» What the exercise asks
Which lines contain the word "remaining"? Return each of them as written.
::: Task inputs :::
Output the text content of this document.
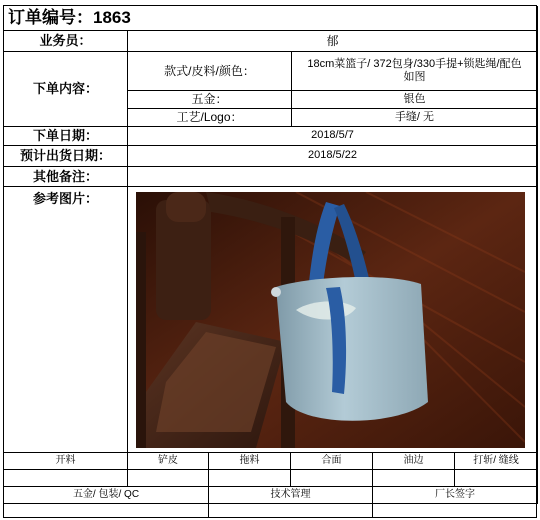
订单编号： 1863
业务员：	郁
下单内容：
款式/皮料/颜色：	18cm菜篮子/ 372包身/330手提+锁匙绳/配色如图
五金：	银色
工艺/Logo：	手缝/ 无
下单日期：	2018/5/7
预计出货日期：	2018/5/22
其他备注：
参考图片：
开料	铲皮	拖料	合面	油边	打斩/ 缝线
五金/ 包装/ QC	技术管理	厂长签字
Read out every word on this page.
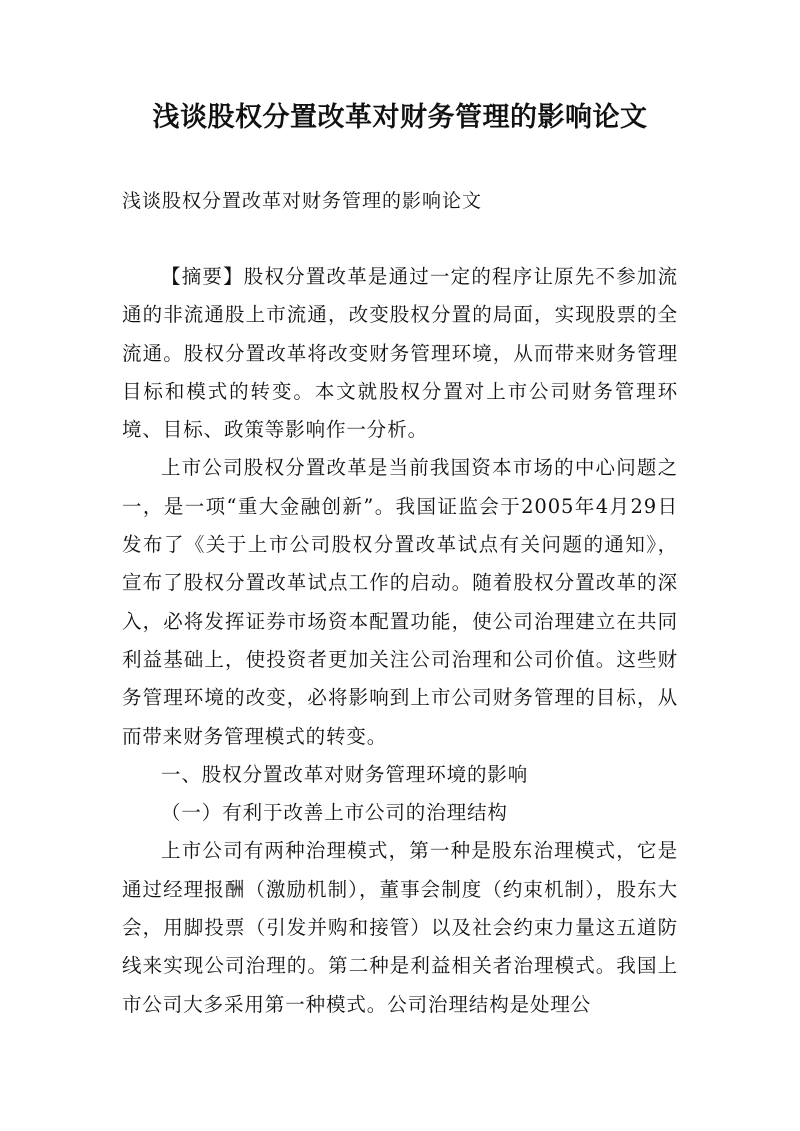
浅谈股权分置改革对财务管理的影响论文

浅谈股权分置改革对财务管理的影响论文

【摘要】股权分置改革是通过一定的程序让原先不参加流通的非流通股上市流通，改变股权分置的局面，实现股票的全流通。股权分置改革将改变财务管理环境，从而带来财务管理目标和模式的转变。本文就股权分置对上市公司财务管理环境、目标、政策等影响作一分析。

上市公司股权分置改革是当前我国资本市场的中心问题之一，是一项“重大金融创新”。我国证监会于2005年4月29日发布了《关于上市公司股权分置改革试点有关问题的通知》，宣布了股权分置改革试点工作的启动。随着股权分置改革的深入，必将发挥证券市场资本配置功能，使公司治理建立在共同利益基础上，使投资者更加关注公司治理和公司价值。这些财务管理环境的改变，必将影响到上市公司财务管理的目标，从而带来财务管理模式的转变。

一、股权分置改革对财务管理环境的影响

（一）有利于改善上市公司的治理结构

上市公司有两种治理模式，第一种是股东治理模式，它是通过经理报酬（激励机制），董事会制度（约束机制），股东大会，用脚投票（引发并购和接管）以及社会约束力量这五道防线来实现公司治理的。第二种是利益相关者治理模式。我国上市公司大多采用第一种模式。公司治理结构是处理公
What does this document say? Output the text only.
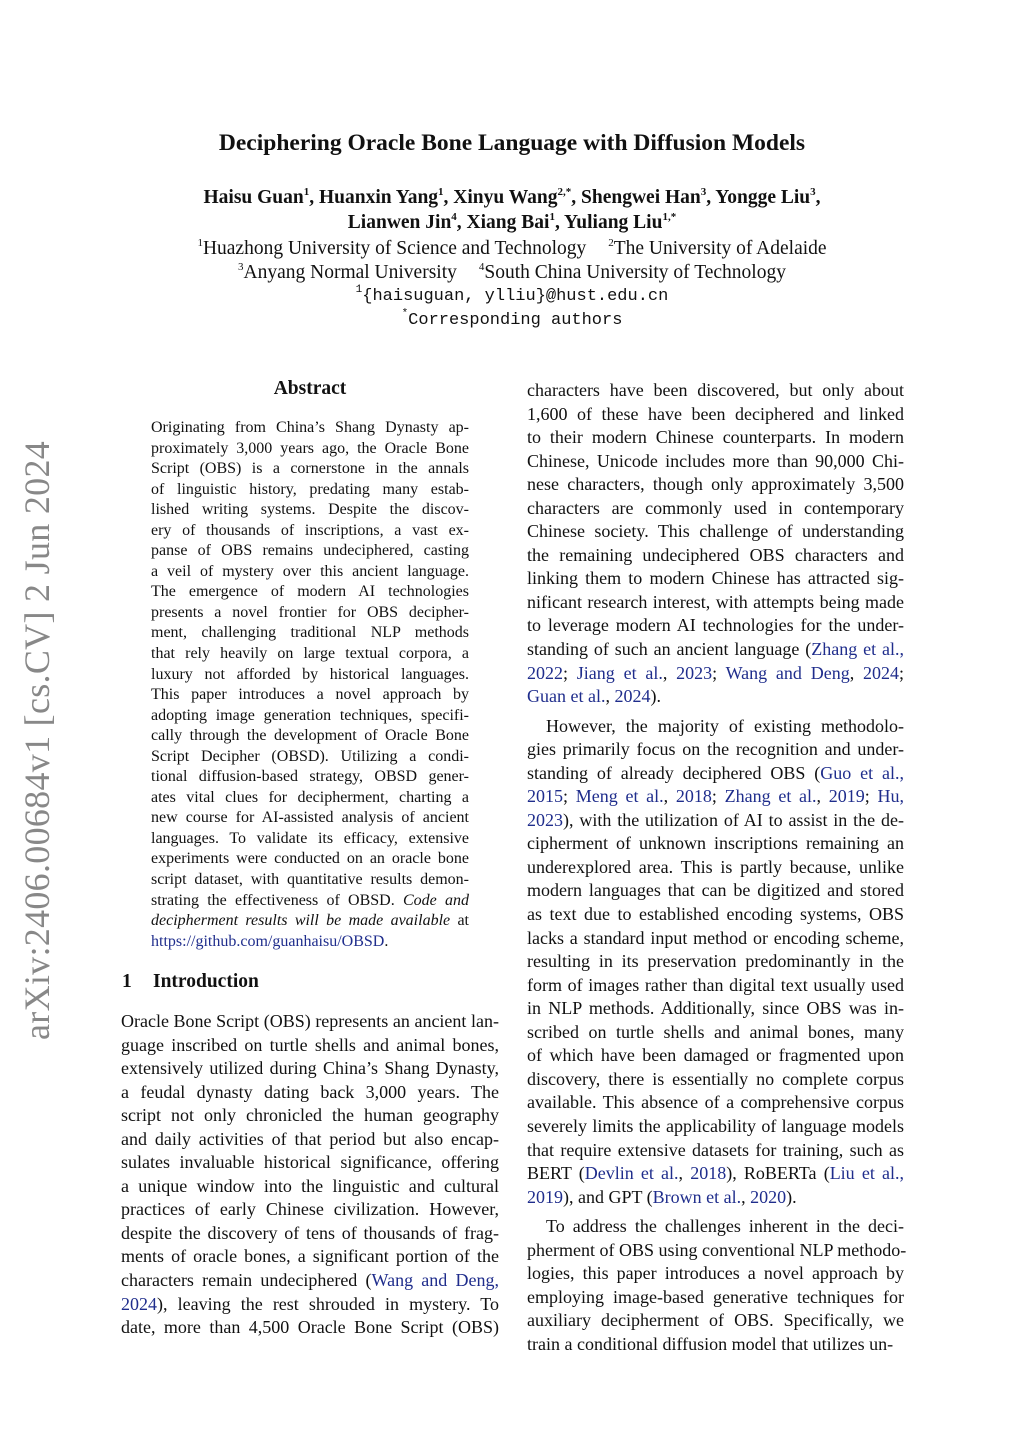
arXiv:2406.00684v1 [cs.CV] 2 Jun 2024
Deciphering Oracle Bone Language with Diffusion Models
Haisu Guan$^1$, Huanxin Yang$^1$, Xinyu Wang$^{2,*}$, Shengwei Han$^3$, Yongge Liu$^3$,
Lianwen Jin$^4$, Xiang Bai$^1$, Yuliang Liu$^{1,*}$
$^1$Huazhong University of Science and Technology $^2$The University of Adelaide
$^3$Anyang Normal University $^4$South China University of Technology
$^1${haisuguan, ylliu}@hust.edu.cn
*Corresponding authors
Abstract
Originating from China’s Shang Dynasty ap-
proximately 3,000 years ago, the Oracle Bone
Script (OBS) is a cornerstone in the annals
of linguistic history, predating many estab-
lished writing systems. Despite the discov-
ery of thousands of inscriptions, a vast ex-
panse of OBS remains undeciphered, casting
a veil of mystery over this ancient language.
The emergence of modern AI technologies
presents a novel frontier for OBS decipher-
ment, challenging traditional NLP methods
that rely heavily on large textual corpora, a
luxury not afforded by historical languages.
This paper introduces a novel approach by
adopting image generation techniques, specifi-
cally through the development of Oracle Bone
Script Decipher (OBSD). Utilizing a condi-
tional diffusion-based strategy, OBSD gener-
ates vital clues for decipherment, charting a
new course for AI-assisted analysis of ancient
languages. To validate its efficacy, extensive
experiments were conducted on an oracle bone
script dataset, with quantitative results demon-
strating the effectiveness of OBSD. Code and
decipherment results will be made available at
https://github.com/guanhaisu/OBSD.
1 Introduction
Oracle Bone Script (OBS) represents an ancient lan-
guage inscribed on turtle shells and animal bones,
extensively utilized during China’s Shang Dynasty,
a feudal dynasty dating back 3,000 years. The
script not only chronicled the human geography
and daily activities of that period but also encap-
sulates invaluable historical significance, offering
a unique window into the linguistic and cultural
practices of early Chinese civilization. However,
despite the discovery of tens of thousands of frag-
ments of oracle bones, a significant portion of the
characters remain undeciphered (Wang and Deng,
2024), leaving the rest shrouded in mystery. To
date, more than 4,500 Oracle Bone Script (OBS)
characters have been discovered, but only about
1,600 of these have been deciphered and linked
to their modern Chinese counterparts. In modern
Chinese, Unicode includes more than 90,000 Chi-
nese characters, though only approximately 3,500
characters are commonly used in contemporary
Chinese society. This challenge of understanding
the remaining undeciphered OBS characters and
linking them to modern Chinese has attracted sig-
nificant research interest, with attempts being made
to leverage modern AI technologies for the under-
standing of such an ancient language (Zhang et al.,
2022; Jiang et al., 2023; Wang and Deng, 2024;
Guan et al., 2024).
However, the majority of existing methodolo-
gies primarily focus on the recognition and under-
standing of already deciphered OBS (Guo et al.,
2015; Meng et al., 2018; Zhang et al., 2019; Hu,
2023), with the utilization of AI to assist in the de-
cipherment of unknown inscriptions remaining an
underexplored area. This is partly because, unlike
modern languages that can be digitized and stored
as text due to established encoding systems, OBS
lacks a standard input method or encoding scheme,
resulting in its preservation predominantly in the
form of images rather than digital text usually used
in NLP methods. Additionally, since OBS was in-
scribed on turtle shells and animal bones, many
of which have been damaged or fragmented upon
discovery, there is essentially no complete corpus
available. This absence of a comprehensive corpus
severely limits the applicability of language models
that require extensive datasets for training, such as
BERT (Devlin et al., 2018), RoBERTa (Liu et al.,
2019), and GPT (Brown et al., 2020).
To address the challenges inherent in the deci-
pherment of OBS using conventional NLP methodo-
logies, this paper introduces a novel approach by
employing image-based generative techniques for
auxiliary decipherment of OBS. Specifically, we
train a conditional diffusion model that utilizes un-
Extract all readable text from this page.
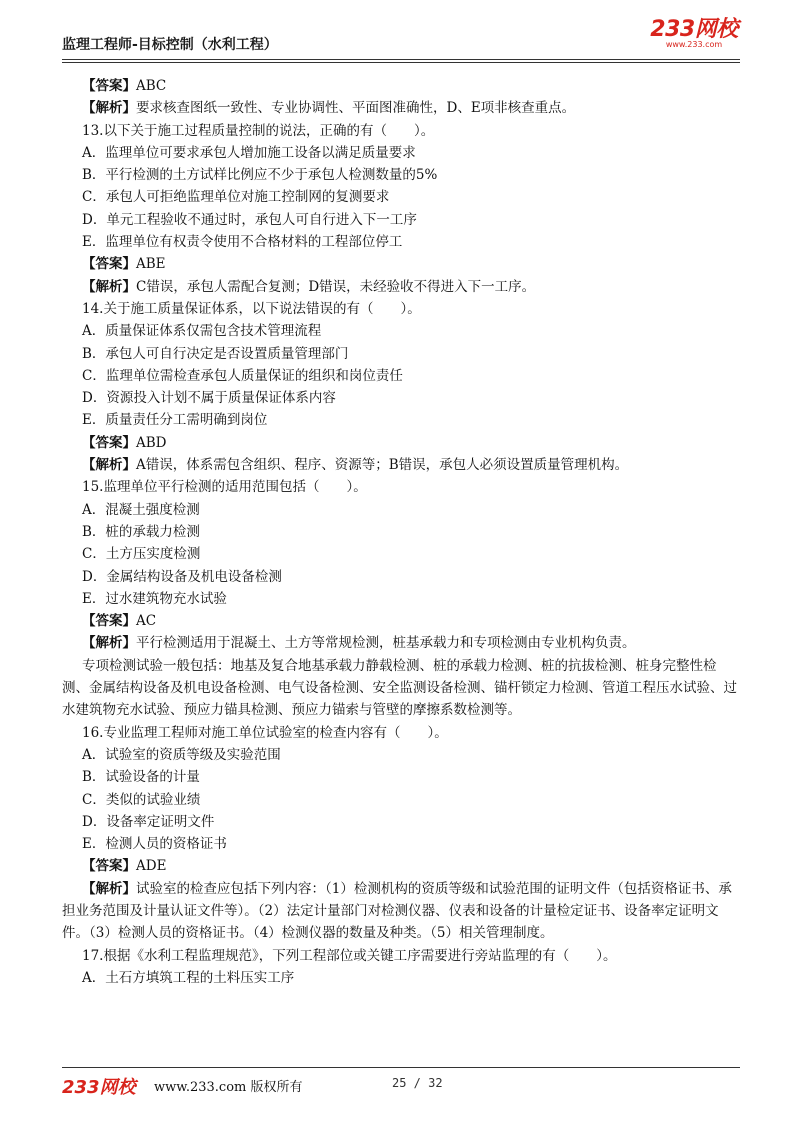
监理工程师-目标控制（水利工程）
233网校
www.233.com

【答案】ABC

【解析】要求核查图纸一致性、专业协调性、平面图准确性，D、E项非核查重点。

13.以下关于施工过程质量控制的说法，正确的有（　　）。

A．监理单位可要求承包人增加施工设备以满足质量要求

B．平行检测的土方试样比例应不少于承包人检测数量的5%

C．承包人可拒绝监理单位对施工控制网的复测要求

D．单元工程验收不通过时，承包人可自行进入下一工序

E．监理单位有权责令使用不合格材料的工程部位停工

【答案】ABE

【解析】C错误，承包人需配合复测；D错误，未经验收不得进入下一工序。

14.关于施工质量保证体系，以下说法错误的有（　　）。

A．质量保证体系仅需包含技术管理流程

B．承包人可自行决定是否设置质量管理部门

C．监理单位需检查承包人质量保证的组织和岗位责任

D．资源投入计划不属于质量保证体系内容

E．质量责任分工需明确到岗位

【答案】ABD

【解析】A错误，体系需包含组织、程序、资源等；B错误，承包人必须设置质量管理机构。

15.监理单位平行检测的适用范围包括（　　）。

A．混凝土强度检测

B．桩的承载力检测

C．土方压实度检测

D．金属结构设备及机电设备检测

E．过水建筑物充水试验

【答案】AC

【解析】平行检测适用于混凝土、土方等常规检测，桩基承载力和专项检测由专业机构负责。

专项检测试验一般包括：地基及复合地基承载力静载检测、桩的承载力检测、桩的抗拔检测、桩身完整性检测、金属结构设备及机电设备检测、电气设备检测、安全监测设备检测、锚杆锁定力检测、管道工程压水试验、过水建筑物充水试验、预应力锚具检测、预应力锚索与管壁的摩擦系数检测等。

16.专业监理工程师对施工单位试验室的检查内容有（　　）。

A．试验室的资质等级及实验范围

B．试验设备的计量

C．类似的试验业绩

D．设备率定证明文件

E．检测人员的资格证书

【答案】ADE

【解析】试验室的检查应包括下列内容：（1）检测机构的资质等级和试验范围的证明文件（包括资格证书、承担业务范围及计量认证文件等）。（2）法定计量部门对检测仪器、仪表和设备的计量检定证书、设备率定证明文件。（3）检测人员的资格证书。（4）检测仪器的数量及种类。（5）相关管理制度。

17.根据《水利工程监理规范》，下列工程部位或关键工序需要进行旁站监理的有（　　）。

A．土石方填筑工程的土料压实工序

233网校 www.233.com 版权所有	25 / 32
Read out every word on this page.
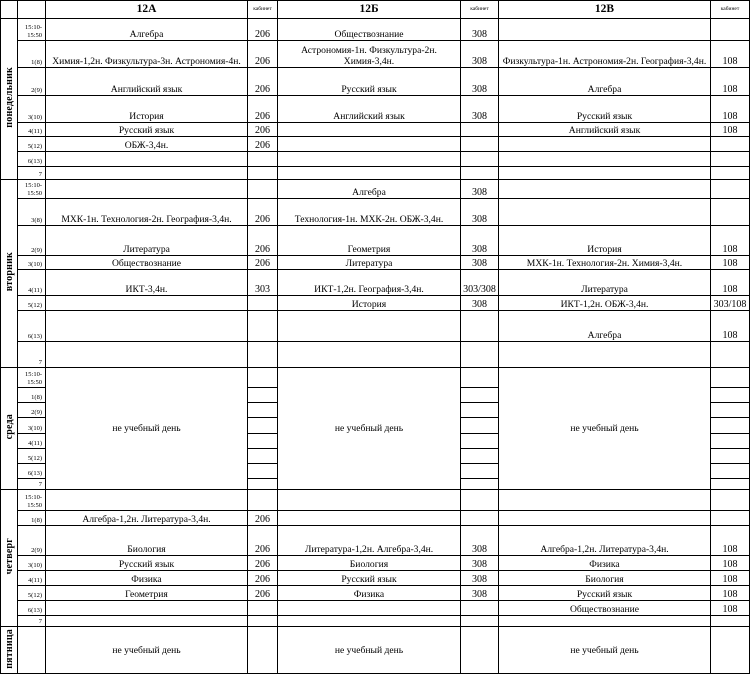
		12А	кабинет	12Б	кабинет	12В	кабинет
понедельник	15:10-15:50	Алгебра	206	Обществознание	308		
	1(8)	Химия-1,2н. Физкультура-3н. Астрономия-4н.	206	Астрономия-1н. Физкультура-2н. Химия-3,4н.	308	Физкультура-1н. Астрономия-2н. География-3,4н.	108
	2(9)	Английский язык	206	Русский язык	308	Алгебра	108
	3(10)	История	206	Английский язык	308	Русский язык	108
	4(11)	Русский язык	206			Английский язык	108
	5(12)	ОБЖ-3,4н.	206				
	6(13)						
	7						
вторник	15:10-15:50			Алгебра	308		
	3(8)	МХК-1н. Технология-2н. География-3,4н.	206	Технология-1н. МХК-2н. ОБЖ-3,4н.	308		
	2(9)	Литература	206	Геометрия	308	История	108
	3(10)	Обществознание	206	Литература	308	МХК-1н. Технология-2н. Химия-3,4н.	108
	4(11)	ИКТ-3,4н.	303	ИКТ-1,2н. География-3,4н.	303/308	Литература	108
	5(12)			История	308	ИКТ-1,2н. ОБЖ-3,4н.	303/108
	6(13)					Алгебра	108
	7						
среда	15:10-15:50	не учебный день		не учебный день		не учебный день	
	1(8)						
	2(9)						
	3(10)						
	4(11)						
	5(12)						
	6(13)						
	7						
четверг	15:10-15:50						
	1(8)	Алгебра-1,2н. Литература-3,4н.	206				
	2(9)	Биология	206	Литература-1,2н. Алгебра-3,4н.	308	Алгебра-1,2н. Литература-3,4н.	108
	3(10)	Русский язык	206	Биология	308	Физика	108
	4(11)	Физика	206	Русский язык	308	Биология	108
	5(12)	Геометрия	206	Физика	308	Русский язык	108
	6(13)					Обществознание	108
	7						
пятница		не учебный день		не учебный день		не учебный день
:::
» Complete response
the remaining undeciphered OBS characters and
cipherment of unknown inscriptions remaining an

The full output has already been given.